EXERCISE DESCRIPTION :: Tally each line where the word "Software" occurs, then give only the total.

A run of records

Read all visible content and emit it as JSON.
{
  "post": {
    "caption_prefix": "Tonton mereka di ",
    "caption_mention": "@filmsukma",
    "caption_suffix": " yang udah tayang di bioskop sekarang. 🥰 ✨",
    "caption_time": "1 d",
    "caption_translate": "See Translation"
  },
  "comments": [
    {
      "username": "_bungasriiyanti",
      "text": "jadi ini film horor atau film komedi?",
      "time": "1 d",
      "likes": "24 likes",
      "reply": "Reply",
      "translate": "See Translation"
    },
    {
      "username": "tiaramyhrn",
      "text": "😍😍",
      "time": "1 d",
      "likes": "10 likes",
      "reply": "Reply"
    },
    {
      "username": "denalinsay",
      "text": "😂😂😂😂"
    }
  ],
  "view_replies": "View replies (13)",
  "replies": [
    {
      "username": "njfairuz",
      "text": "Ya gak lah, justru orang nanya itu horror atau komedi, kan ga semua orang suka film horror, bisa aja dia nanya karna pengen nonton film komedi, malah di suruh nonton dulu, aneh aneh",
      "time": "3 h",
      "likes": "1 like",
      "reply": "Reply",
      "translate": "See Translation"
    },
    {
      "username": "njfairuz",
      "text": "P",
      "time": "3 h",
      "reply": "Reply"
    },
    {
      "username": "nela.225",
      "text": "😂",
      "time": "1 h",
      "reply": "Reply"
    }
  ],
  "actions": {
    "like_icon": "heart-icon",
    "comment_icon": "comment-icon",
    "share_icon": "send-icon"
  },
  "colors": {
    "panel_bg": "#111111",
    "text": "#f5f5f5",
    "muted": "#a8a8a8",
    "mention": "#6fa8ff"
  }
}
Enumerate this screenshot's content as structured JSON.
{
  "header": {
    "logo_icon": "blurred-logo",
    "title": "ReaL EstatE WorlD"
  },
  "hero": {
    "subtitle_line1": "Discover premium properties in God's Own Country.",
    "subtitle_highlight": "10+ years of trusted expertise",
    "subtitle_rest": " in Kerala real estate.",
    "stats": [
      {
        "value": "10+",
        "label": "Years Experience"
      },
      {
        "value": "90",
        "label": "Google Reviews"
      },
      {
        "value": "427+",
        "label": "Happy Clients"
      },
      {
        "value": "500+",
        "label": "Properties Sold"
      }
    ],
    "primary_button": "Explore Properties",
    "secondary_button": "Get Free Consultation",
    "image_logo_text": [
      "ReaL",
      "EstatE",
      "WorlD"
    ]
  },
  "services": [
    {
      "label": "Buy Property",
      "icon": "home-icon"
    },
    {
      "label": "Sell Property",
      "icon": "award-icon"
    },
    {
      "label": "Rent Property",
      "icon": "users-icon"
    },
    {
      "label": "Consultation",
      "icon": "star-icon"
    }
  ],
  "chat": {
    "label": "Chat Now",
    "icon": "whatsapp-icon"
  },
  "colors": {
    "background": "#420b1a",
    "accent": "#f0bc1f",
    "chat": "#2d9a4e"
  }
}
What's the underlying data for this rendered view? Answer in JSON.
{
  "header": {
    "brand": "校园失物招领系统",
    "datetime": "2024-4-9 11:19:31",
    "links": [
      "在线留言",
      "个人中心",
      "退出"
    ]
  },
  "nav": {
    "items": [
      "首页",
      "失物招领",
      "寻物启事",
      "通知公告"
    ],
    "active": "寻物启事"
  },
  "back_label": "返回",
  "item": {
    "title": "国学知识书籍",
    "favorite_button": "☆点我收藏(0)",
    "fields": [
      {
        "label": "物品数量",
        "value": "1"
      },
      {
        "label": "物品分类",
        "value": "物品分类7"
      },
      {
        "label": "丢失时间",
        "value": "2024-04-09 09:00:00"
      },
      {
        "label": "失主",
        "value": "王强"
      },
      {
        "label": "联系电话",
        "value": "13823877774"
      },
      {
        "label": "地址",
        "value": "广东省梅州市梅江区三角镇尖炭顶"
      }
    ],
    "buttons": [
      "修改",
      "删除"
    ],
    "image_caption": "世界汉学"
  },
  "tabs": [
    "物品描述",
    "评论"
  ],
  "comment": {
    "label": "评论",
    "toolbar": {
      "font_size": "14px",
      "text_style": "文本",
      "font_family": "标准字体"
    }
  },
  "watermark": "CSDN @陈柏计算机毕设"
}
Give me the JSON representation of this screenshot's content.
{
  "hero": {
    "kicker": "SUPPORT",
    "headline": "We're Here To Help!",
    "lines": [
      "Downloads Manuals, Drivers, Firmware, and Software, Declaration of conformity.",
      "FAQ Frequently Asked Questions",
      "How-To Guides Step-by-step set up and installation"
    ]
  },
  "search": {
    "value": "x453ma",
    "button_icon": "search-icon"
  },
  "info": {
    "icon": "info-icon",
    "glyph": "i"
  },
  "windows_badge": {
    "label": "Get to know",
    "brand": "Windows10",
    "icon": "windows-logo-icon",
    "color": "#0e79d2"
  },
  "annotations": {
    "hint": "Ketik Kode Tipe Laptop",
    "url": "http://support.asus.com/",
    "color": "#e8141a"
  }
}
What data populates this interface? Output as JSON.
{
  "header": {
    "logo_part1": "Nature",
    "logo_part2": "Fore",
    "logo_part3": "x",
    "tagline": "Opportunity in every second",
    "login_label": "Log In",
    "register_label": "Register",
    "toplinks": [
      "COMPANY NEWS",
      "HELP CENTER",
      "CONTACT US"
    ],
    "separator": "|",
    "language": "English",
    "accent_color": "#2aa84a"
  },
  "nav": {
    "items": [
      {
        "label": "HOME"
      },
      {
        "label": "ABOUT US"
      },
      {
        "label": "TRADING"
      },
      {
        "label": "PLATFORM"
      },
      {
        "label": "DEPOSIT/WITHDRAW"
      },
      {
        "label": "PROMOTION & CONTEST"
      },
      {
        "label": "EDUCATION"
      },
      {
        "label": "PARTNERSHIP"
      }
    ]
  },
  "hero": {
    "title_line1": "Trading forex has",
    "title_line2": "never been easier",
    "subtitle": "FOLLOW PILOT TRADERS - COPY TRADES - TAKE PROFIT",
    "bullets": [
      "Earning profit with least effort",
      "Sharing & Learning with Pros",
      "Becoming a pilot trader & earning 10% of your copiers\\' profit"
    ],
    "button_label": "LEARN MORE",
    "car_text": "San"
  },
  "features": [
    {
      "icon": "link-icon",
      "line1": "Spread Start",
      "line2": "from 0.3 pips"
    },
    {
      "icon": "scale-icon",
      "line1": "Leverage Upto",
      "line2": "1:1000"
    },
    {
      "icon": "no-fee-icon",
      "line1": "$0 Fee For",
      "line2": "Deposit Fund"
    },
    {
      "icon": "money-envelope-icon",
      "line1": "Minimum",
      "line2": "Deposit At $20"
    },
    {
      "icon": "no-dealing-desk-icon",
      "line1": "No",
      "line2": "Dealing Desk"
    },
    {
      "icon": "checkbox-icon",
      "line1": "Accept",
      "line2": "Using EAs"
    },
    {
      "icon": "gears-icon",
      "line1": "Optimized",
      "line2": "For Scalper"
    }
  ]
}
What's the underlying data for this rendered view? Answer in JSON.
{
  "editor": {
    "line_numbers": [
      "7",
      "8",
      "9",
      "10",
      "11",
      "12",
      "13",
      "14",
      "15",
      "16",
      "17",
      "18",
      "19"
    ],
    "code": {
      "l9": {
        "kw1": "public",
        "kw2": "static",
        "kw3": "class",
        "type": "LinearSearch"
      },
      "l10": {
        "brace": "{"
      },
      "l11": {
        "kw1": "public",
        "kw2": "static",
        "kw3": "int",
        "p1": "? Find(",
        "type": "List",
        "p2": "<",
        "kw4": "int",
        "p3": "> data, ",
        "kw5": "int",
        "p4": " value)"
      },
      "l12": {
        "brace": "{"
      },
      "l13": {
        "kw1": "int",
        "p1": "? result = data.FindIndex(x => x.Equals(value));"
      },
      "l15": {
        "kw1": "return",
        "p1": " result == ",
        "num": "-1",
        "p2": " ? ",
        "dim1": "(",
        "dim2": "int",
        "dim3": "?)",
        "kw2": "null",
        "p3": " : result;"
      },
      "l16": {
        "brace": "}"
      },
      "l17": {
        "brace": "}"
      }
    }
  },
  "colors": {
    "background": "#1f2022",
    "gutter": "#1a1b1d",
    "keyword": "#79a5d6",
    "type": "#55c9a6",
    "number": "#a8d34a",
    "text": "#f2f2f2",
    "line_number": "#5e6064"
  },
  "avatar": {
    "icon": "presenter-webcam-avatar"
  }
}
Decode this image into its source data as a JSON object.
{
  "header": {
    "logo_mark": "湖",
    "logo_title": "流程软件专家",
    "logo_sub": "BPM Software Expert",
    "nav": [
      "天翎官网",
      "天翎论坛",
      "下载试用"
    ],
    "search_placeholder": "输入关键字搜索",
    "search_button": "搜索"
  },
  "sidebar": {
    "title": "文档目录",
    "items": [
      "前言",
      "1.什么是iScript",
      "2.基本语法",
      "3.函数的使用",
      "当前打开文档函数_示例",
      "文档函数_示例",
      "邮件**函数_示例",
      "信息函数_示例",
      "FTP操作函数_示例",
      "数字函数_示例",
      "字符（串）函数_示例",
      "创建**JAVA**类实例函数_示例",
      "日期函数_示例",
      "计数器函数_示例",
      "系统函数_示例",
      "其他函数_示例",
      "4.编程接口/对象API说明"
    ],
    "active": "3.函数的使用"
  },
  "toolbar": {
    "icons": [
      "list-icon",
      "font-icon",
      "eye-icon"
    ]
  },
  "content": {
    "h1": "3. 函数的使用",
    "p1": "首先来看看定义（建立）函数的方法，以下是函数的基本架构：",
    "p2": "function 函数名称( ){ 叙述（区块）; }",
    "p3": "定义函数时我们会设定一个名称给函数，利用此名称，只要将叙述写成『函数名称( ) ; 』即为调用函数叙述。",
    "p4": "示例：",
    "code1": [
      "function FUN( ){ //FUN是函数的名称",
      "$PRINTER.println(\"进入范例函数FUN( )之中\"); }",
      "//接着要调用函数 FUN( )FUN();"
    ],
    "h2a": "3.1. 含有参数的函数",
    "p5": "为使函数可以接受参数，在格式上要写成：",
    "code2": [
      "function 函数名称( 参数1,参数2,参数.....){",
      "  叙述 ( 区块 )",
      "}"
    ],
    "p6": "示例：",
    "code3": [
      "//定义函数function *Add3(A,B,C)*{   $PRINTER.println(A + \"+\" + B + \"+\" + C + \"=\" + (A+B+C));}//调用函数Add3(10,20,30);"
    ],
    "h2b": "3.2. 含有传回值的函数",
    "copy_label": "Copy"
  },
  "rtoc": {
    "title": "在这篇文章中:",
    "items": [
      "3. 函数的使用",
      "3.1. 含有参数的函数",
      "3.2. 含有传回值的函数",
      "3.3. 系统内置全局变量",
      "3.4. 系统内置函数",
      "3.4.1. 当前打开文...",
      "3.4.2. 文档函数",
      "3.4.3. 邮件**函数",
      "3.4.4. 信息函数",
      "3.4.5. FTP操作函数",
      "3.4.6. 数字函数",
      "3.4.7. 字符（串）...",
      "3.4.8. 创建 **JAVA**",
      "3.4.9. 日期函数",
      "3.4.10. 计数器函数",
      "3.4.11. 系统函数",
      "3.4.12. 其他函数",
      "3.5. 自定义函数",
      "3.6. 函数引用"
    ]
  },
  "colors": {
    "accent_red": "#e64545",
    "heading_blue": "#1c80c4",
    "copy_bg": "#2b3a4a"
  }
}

RESPONSE TO THE TASK :: 2